| Stated exercise |
Copy out the listing that follows, exact in every word, and skip the images.

| Exercise inputs |
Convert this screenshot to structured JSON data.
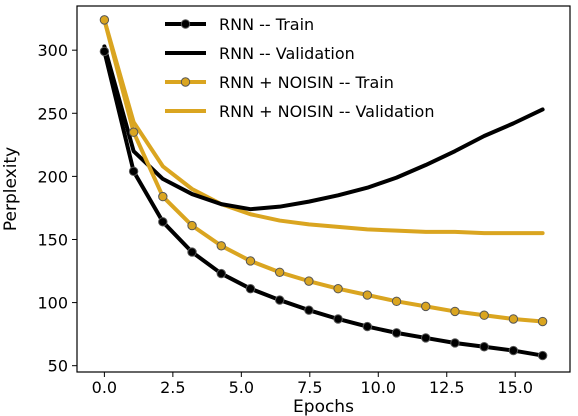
{
  "chart_data": {
    "type": "line",
    "title": "",
    "xlabel": "Epochs",
    "ylabel": "Perplexity",
    "xlim": [
      -1.0,
      17.0
    ],
    "ylim": [
      45,
      335
    ],
    "xticks": [
      0.0,
      2.5,
      5.0,
      7.5,
      10.0,
      12.5,
      15.0
    ],
    "xtick_labels": [
      "0.0",
      "2.5",
      "5.0",
      "7.5",
      "10.0",
      "12.5",
      "15.0"
    ],
    "yticks": [
      50,
      100,
      150,
      200,
      250,
      300
    ],
    "ytick_labels": [
      "50",
      "100",
      "150",
      "200",
      "250",
      "300"
    ],
    "grid": false,
    "legend_position": "top-center",
    "series": [
      {
        "name": "RNN -- Train",
        "color": "#000000",
        "marker": "circle",
        "x": [
          0.0,
          1.067,
          2.133,
          3.2,
          4.267,
          5.333,
          6.4,
          7.467,
          8.533,
          9.6,
          10.667,
          11.733,
          12.8,
          13.867,
          14.933,
          16.0
        ],
        "y": [
          299,
          204,
          164,
          140,
          123,
          111,
          102,
          94,
          87,
          81,
          76,
          72,
          68,
          65,
          62,
          58
        ]
      },
      {
        "name": "RNN -- Validation",
        "color": "#000000",
        "marker": "none",
        "x": [
          0.0,
          1.067,
          2.133,
          3.2,
          4.267,
          5.333,
          6.4,
          7.467,
          8.533,
          9.6,
          10.667,
          11.733,
          12.8,
          13.867,
          14.933,
          16.0
        ],
        "y": [
          303,
          220,
          198,
          186,
          178,
          174,
          176,
          180,
          185,
          191,
          199,
          209,
          220,
          232,
          242,
          253
        ]
      },
      {
        "name": "RNN + NOISIN -- Train",
        "color": "#DAA520",
        "marker": "circle",
        "x": [
          0.0,
          1.067,
          2.133,
          3.2,
          4.267,
          5.333,
          6.4,
          7.467,
          8.533,
          9.6,
          10.667,
          11.733,
          12.8,
          13.867,
          14.933,
          16.0
        ],
        "y": [
          324,
          235,
          184,
          161,
          145,
          133,
          124,
          117,
          111,
          106,
          101,
          97,
          93,
          90,
          87,
          85
        ]
      },
      {
        "name": "RNN + NOISIN -- Validation",
        "color": "#DAA520",
        "marker": "none",
        "x": [
          0.0,
          1.067,
          2.133,
          3.2,
          4.267,
          5.333,
          6.4,
          7.467,
          8.533,
          9.6,
          10.667,
          11.733,
          12.8,
          13.867,
          14.933,
          16.0
        ],
        "y": [
          324,
          243,
          208,
          190,
          178,
          170,
          165,
          162,
          160,
          158,
          157,
          156,
          156,
          155,
          155,
          155
        ]
      }
    ]
  }
}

| Solution to this problem |
Convert this screenshot to structured JSON data.
{
  "chart_data": {
    "type": "line",
    "title": "",
    "xlabel": "Epochs",
    "ylabel": "Perplexity",
    "xlim": [
      -1.0,
      17.0
    ],
    "ylim": [
      45,
      335
    ],
    "xticks": [
      0.0,
      2.5,
      5.0,
      7.5,
      10.0,
      12.5,
      15.0
    ],
    "xtick_labels": [
      "0.0",
      "2.5",
      "5.0",
      "7.5",
      "10.0",
      "12.5",
      "15.0"
    ],
    "yticks": [
      50,
      100,
      150,
      200,
      250,
      300
    ],
    "ytick_labels": [
      "50",
      "100",
      "150",
      "200",
      "250",
      "300"
    ],
    "grid": false,
    "legend_position": "top-center",
    "series": [
      {
        "name": "RNN -- Train",
        "color": "#000000",
        "marker": "circle",
        "x": [
          0.0,
          1.067,
          2.133,
          3.2,
          4.267,
          5.333,
          6.4,
          7.467,
          8.533,
          9.6,
          10.667,
          11.733,
          12.8,
          13.867,
          14.933,
          16.0
        ],
        "y": [
          299,
          204,
          164,
          140,
          123,
          111,
          102,
          94,
          87,
          81,
          76,
          72,
          68,
          65,
          62,
          58
        ]
      },
      {
        "name": "RNN -- Validation",
        "color": "#000000",
        "marker": "none",
        "x": [
          0.0,
          1.067,
          2.133,
          3.2,
          4.267,
          5.333,
          6.4,
          7.467,
          8.533,
          9.6,
          10.667,
          11.733,
          12.8,
          13.867,
          14.933,
          16.0
        ],
        "y": [
          303,
          220,
          198,
          186,
          178,
          174,
          176,
          180,
          185,
          191,
          199,
          209,
          220,
          232,
          242,
          253
        ]
      },
      {
        "name": "RNN + NOISIN -- Train",
        "color": "#DAA520",
        "marker": "circle",
        "x": [
          0.0,
          1.067,
          2.133,
          3.2,
          4.267,
          5.333,
          6.4,
          7.467,
          8.533,
          9.6,
          10.667,
          11.733,
          12.8,
          13.867,
          14.933,
          16.0
        ],
        "y": [
          324,
          235,
          184,
          161,
          145,
          133,
          124,
          117,
          111,
          106,
          101,
          97,
          93,
          90,
          87,
          85
        ]
      },
      {
        "name": "RNN + NOISIN -- Validation",
        "color": "#DAA520",
        "marker": "none",
        "x": [
          0.0,
          1.067,
          2.133,
          3.2,
          4.267,
          5.333,
          6.4,
          7.467,
          8.533,
          9.6,
          10.667,
          11.733,
          12.8,
          13.867,
          14.933,
          16.0
        ],
        "y": [
          324,
          243,
          208,
          190,
          178,
          170,
          165,
          162,
          160,
          158,
          157,
          156,
          156,
          155,
          155,
          155
        ]
      }
    ]
  }
}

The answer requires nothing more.